Problem
Omit the pictures, then reproduce every remaining record exactly.

┌─ Recorded data

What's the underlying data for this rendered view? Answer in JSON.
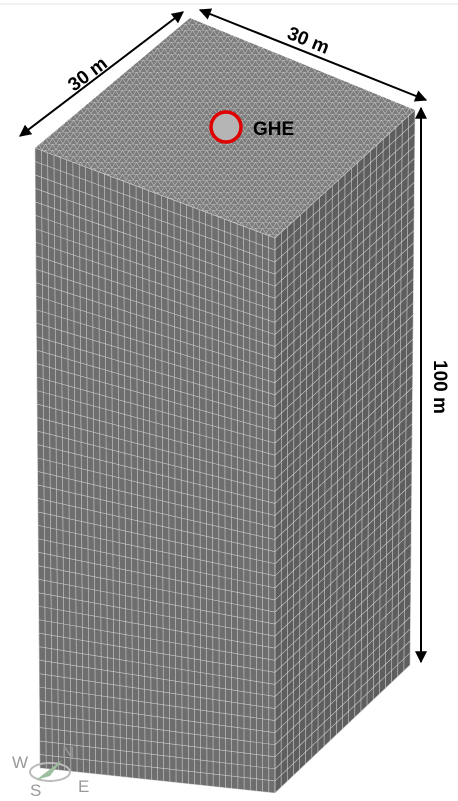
{
  "dimensions": {
    "top_left_width": "30 m",
    "top_right_width": "30 m",
    "height": "100 m"
  },
  "ghe_label": "GHE",
  "compass": {
    "west": "W",
    "north": "N",
    "south": "S",
    "east": "E"
  }
}
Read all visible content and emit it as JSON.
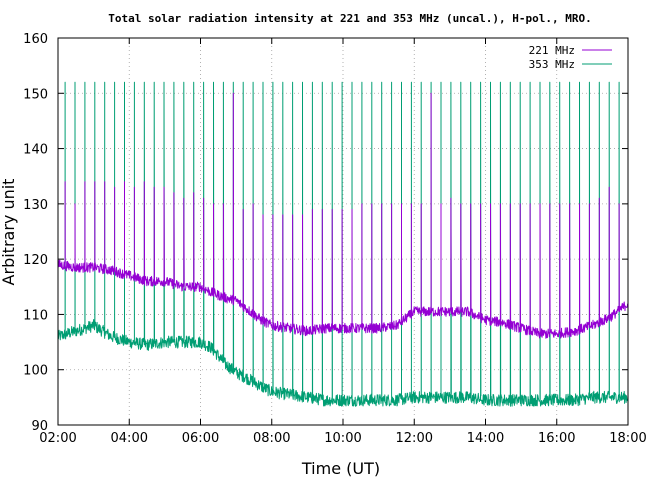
{
  "chart_data": {
    "type": "line",
    "title": "Total solar radiation intensity at 221 and 353 MHz (uncal.), H-pol., MRO.",
    "xlabel": "Time (UT)",
    "ylabel": "Arbitrary unit",
    "xlim": [
      "02:00",
      "18:00"
    ],
    "ylim": [
      90,
      160
    ],
    "x_ticks": [
      "02:00",
      "04:00",
      "06:00",
      "08:00",
      "10:00",
      "12:00",
      "14:00",
      "16:00",
      "18:00"
    ],
    "y_ticks": [
      90,
      100,
      110,
      120,
      130,
      140,
      150,
      160
    ],
    "grid": true,
    "legend_position": "top-right",
    "series": [
      {
        "name": "221 MHz",
        "color": "#9400d3",
        "baseline_x_hours": [
          2.0,
          2.5,
          3.0,
          3.5,
          4.0,
          4.5,
          5.0,
          5.5,
          6.0,
          6.3,
          6.7,
          7.0,
          7.3,
          7.7,
          8.0,
          8.5,
          9.0,
          9.5,
          10.0,
          10.5,
          11.0,
          11.5,
          12.0,
          12.5,
          13.0,
          13.5,
          14.0,
          14.5,
          15.0,
          15.5,
          16.0,
          16.5,
          17.0,
          17.5,
          18.0
        ],
        "baseline_values": [
          119,
          118.5,
          118.5,
          118,
          117,
          116,
          116,
          115,
          115,
          114,
          113,
          112.5,
          111,
          109,
          108,
          107.5,
          107,
          107.5,
          107.5,
          107.5,
          107.5,
          108,
          110.5,
          110.5,
          110.5,
          110.5,
          109,
          108.5,
          107.5,
          106.5,
          106.5,
          107,
          108,
          109.5,
          112
        ],
        "spike_peaks": [
          134,
          130,
          134,
          134,
          134,
          133,
          134,
          133,
          134,
          133,
          133,
          132,
          131,
          132,
          131,
          130,
          130,
          150,
          129,
          130,
          128,
          128,
          128,
          128,
          128,
          129,
          129,
          129,
          129,
          129,
          130,
          130,
          130,
          130,
          130,
          130,
          130,
          150,
          130,
          131,
          130,
          130,
          130,
          130,
          130,
          130,
          130,
          130,
          130,
          130,
          130,
          130,
          130,
          130,
          131,
          133,
          130
        ]
      },
      {
        "name": "353 MHz",
        "color": "#009e73",
        "baseline_x_hours": [
          2.0,
          2.5,
          3.0,
          3.5,
          4.0,
          4.5,
          5.0,
          5.5,
          6.0,
          6.3,
          6.7,
          7.0,
          7.3,
          7.7,
          8.0,
          8.5,
          9.0,
          9.5,
          10.0,
          10.5,
          11.0,
          11.5,
          12.0,
          12.5,
          13.0,
          13.5,
          14.0,
          14.5,
          15.0,
          15.5,
          16.0,
          16.5,
          17.0,
          17.5,
          18.0
        ],
        "baseline_values": [
          106,
          107,
          108,
          106,
          105,
          104.5,
          105,
          105,
          105,
          104,
          101,
          99.5,
          98.5,
          97,
          96,
          95.5,
          95,
          94.5,
          94.5,
          94.5,
          94.5,
          94.5,
          95,
          95,
          95,
          95,
          94.5,
          94.5,
          94.5,
          94.5,
          94.5,
          94.5,
          95,
          95,
          95
        ],
        "spike_peaks": [
          152,
          152,
          152,
          152,
          152,
          152,
          152,
          152,
          152,
          152,
          152,
          152,
          152,
          152,
          152,
          152,
          152,
          152,
          152,
          152,
          152,
          152,
          152,
          152,
          152,
          152,
          152,
          152,
          152,
          152,
          152,
          152,
          152,
          152,
          152,
          152,
          152,
          152,
          152,
          152,
          152,
          152,
          152,
          152,
          152,
          152,
          152,
          152,
          152,
          152,
          152,
          152,
          152,
          152,
          152,
          152,
          152
        ]
      }
    ]
  }
}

└─

Answer in full
What's the underlying data for this rendered view? Answer in JSON.
{
  "dimensions": {
    "top_left_width": "30 m",
    "top_right_width": "30 m",
    "height": "100 m"
  },
  "ghe_label": "GHE",
  "compass": {
    "west": "W",
    "north": "N",
    "south": "S",
    "east": "E"
  }
}
Read all visible content and emit it as JSON.
{
  "chart_data": {
    "type": "line",
    "title": "Total solar radiation intensity at 221 and 353 MHz (uncal.), H-pol., MRO.",
    "xlabel": "Time (UT)",
    "ylabel": "Arbitrary unit",
    "xlim": [
      "02:00",
      "18:00"
    ],
    "ylim": [
      90,
      160
    ],
    "x_ticks": [
      "02:00",
      "04:00",
      "06:00",
      "08:00",
      "10:00",
      "12:00",
      "14:00",
      "16:00",
      "18:00"
    ],
    "y_ticks": [
      90,
      100,
      110,
      120,
      130,
      140,
      150,
      160
    ],
    "grid": true,
    "legend_position": "top-right",
    "series": [
      {
        "name": "221 MHz",
        "color": "#9400d3",
        "baseline_x_hours": [
          2.0,
          2.5,
          3.0,
          3.5,
          4.0,
          4.5,
          5.0,
          5.5,
          6.0,
          6.3,
          6.7,
          7.0,
          7.3,
          7.7,
          8.0,
          8.5,
          9.0,
          9.5,
          10.0,
          10.5,
          11.0,
          11.5,
          12.0,
          12.5,
          13.0,
          13.5,
          14.0,
          14.5,
          15.0,
          15.5,
          16.0,
          16.5,
          17.0,
          17.5,
          18.0
        ],
        "baseline_values": [
          119,
          118.5,
          118.5,
          118,
          117,
          116,
          116,
          115,
          115,
          114,
          113,
          112.5,
          111,
          109,
          108,
          107.5,
          107,
          107.5,
          107.5,
          107.5,
          107.5,
          108,
          110.5,
          110.5,
          110.5,
          110.5,
          109,
          108.5,
          107.5,
          106.5,
          106.5,
          107,
          108,
          109.5,
          112
        ],
        "spike_peaks": [
          134,
          130,
          134,
          134,
          134,
          133,
          134,
          133,
          134,
          133,
          133,
          132,
          131,
          132,
          131,
          130,
          130,
          150,
          129,
          130,
          128,
          128,
          128,
          128,
          128,
          129,
          129,
          129,
          129,
          129,
          130,
          130,
          130,
          130,
          130,
          130,
          130,
          150,
          130,
          131,
          130,
          130,
          130,
          130,
          130,
          130,
          130,
          130,
          130,
          130,
          130,
          130,
          130,
          130,
          131,
          133,
          130
        ]
      },
      {
        "name": "353 MHz",
        "color": "#009e73",
        "baseline_x_hours": [
          2.0,
          2.5,
          3.0,
          3.5,
          4.0,
          4.5,
          5.0,
          5.5,
          6.0,
          6.3,
          6.7,
          7.0,
          7.3,
          7.7,
          8.0,
          8.5,
          9.0,
          9.5,
          10.0,
          10.5,
          11.0,
          11.5,
          12.0,
          12.5,
          13.0,
          13.5,
          14.0,
          14.5,
          15.0,
          15.5,
          16.0,
          16.5,
          17.0,
          17.5,
          18.0
        ],
        "baseline_values": [
          106,
          107,
          108,
          106,
          105,
          104.5,
          105,
          105,
          105,
          104,
          101,
          99.5,
          98.5,
          97,
          96,
          95.5,
          95,
          94.5,
          94.5,
          94.5,
          94.5,
          94.5,
          95,
          95,
          95,
          95,
          94.5,
          94.5,
          94.5,
          94.5,
          94.5,
          94.5,
          95,
          95,
          95
        ],
        "spike_peaks": [
          152,
          152,
          152,
          152,
          152,
          152,
          152,
          152,
          152,
          152,
          152,
          152,
          152,
          152,
          152,
          152,
          152,
          152,
          152,
          152,
          152,
          152,
          152,
          152,
          152,
          152,
          152,
          152,
          152,
          152,
          152,
          152,
          152,
          152,
          152,
          152,
          152,
          152,
          152,
          152,
          152,
          152,
          152,
          152,
          152,
          152,
          152,
          152,
          152,
          152,
          152,
          152,
          152,
          152,
          152,
          152,
          152
        ]
      }
    ]
  }
}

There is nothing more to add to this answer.